WORK REQUIRED
Look for "OCUPACIÓN" in each line of the entries, and return the matching lines.

── INPUT RECORDS ──

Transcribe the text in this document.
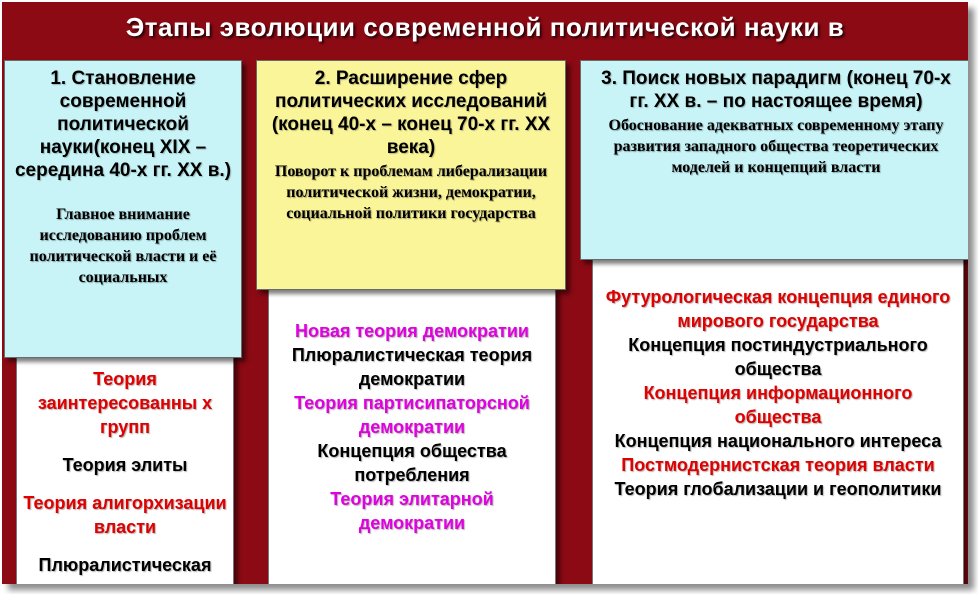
Этапы эволюции современной политической науки в
1. Становление современной политической науки(конец XIX – середина 40-х гг. XX в.)
Главное внимание исследованию проблем политической власти и её социальных
Теория заинтересованны х групп
Теория элиты
Теория алигорхизации власти
Плюралистическая
2. Расширение сфер политических исследований (конец 40-х – конец 70-х гг. XX века)
Поворот к проблемам либерализации политической жизни, демократии, социальной политики государства
Новая теория демократии
Плюралистическая теория демократии
Теория партисипаторсной демократии
Концепция общества потребления
Теория элитарной демократии
3. Поиск новых парадигм (конец 70-х гг. XX в. – по настоящее время)
Обоснование адекватных современному этапу развития западного общества теоретических моделей и концепций власти
Футурологическая концепция единого мирового государства
Концепция постиндустриального общества
Концепция информационного общества
Концепция национального интереса
Постмодернистская теория власти
Теория глобализации и геополитики
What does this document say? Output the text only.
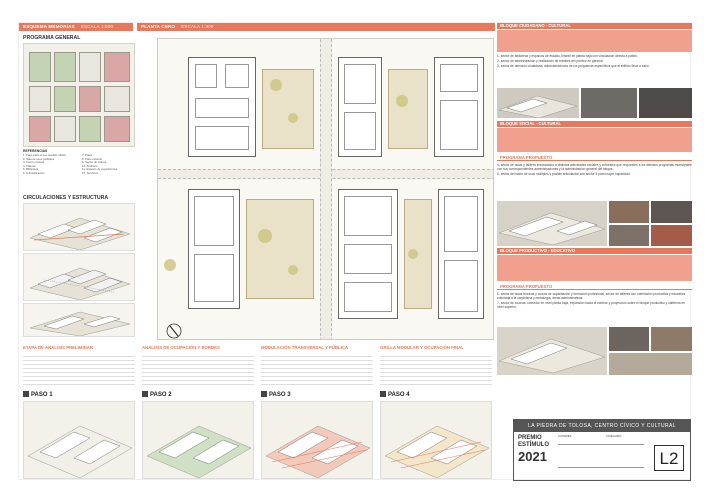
ESQUEMA MEMORIAS ESCALA 1:500	PLANTA CERO ESCALA 1:300
PROGRAMA GENERAL
REFERENCIAS
1. Patio para el que puedan ubicar
2. Sala de usos múltiples
3. Centro cultural
4. Talleres
5. Biblioteca
6. Administración
7. Plaza
8. Patio cubierto
9. Sector de cultura
10. Auditorio
11. Espacio de exposiciones
12. Servicios
CIRCULACIONES Y ESTRUCTURA
BLOQUE CIUDADANO - CULTURAL
1- sector de biblioteca y espacios de estudio, infantil en planta baja con vinculación directa a patios.
2- sector de administración y realización de trámites del público en general.
3- sector de atención ciudadana, administraciones de los programas específicos que el edificio lleva a cabo.
BLOQUE SOCIAL - CULTURAL
PROGRAMA PROPUESTO
4- sector de aulas y talleres encauzados a distintas actividades sociales y culturales que responden a los distintos programas municipales con sus correspondientes administraciones y la administración general del bloque.
5- sector del salón de usos múltiples y posible articulación con sector 5 para mayor capacidad.
BLOQUE PRODUCTIVO - EDUCATIVO
PROGRAMA PROPUESTO
6- sector de aulas teóricas y cursos de capacitación y formación profesional, sector de talleres con orientación productiva y educativa orientada a la carpintería y metalurgia, áreas administrativas.
7- sector de cocinas, comedor en nivel planta baja, expansión hacia el exterior y proyección sobre el bloque productivo y cafetería en nivel superior.
LA PIEDRA DE TOLOSA, CENTRO CÍVICO Y CULTURAL
PREMIO
ESTÍMULO
2021
AUTOR/ES:	CATEGORÍA:
L2
ETAPA DE ANÁLISIS PRELIMINAR
PASO 1
ANÁLISIS DE OCUPACIÓN Y BORDES
PASO 2
MODULACIÓN TRANSVERSAL Y PÚBLICA
PASO 3
GRILLA MODULAR Y OCUPACIÓN FINAL
PASO 4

───

EXERCISE RESULT
ANÁLISIS DE OCUPACIÓN Y BORDES
GRILLA MODULAR Y OCUPACIÓN FINAL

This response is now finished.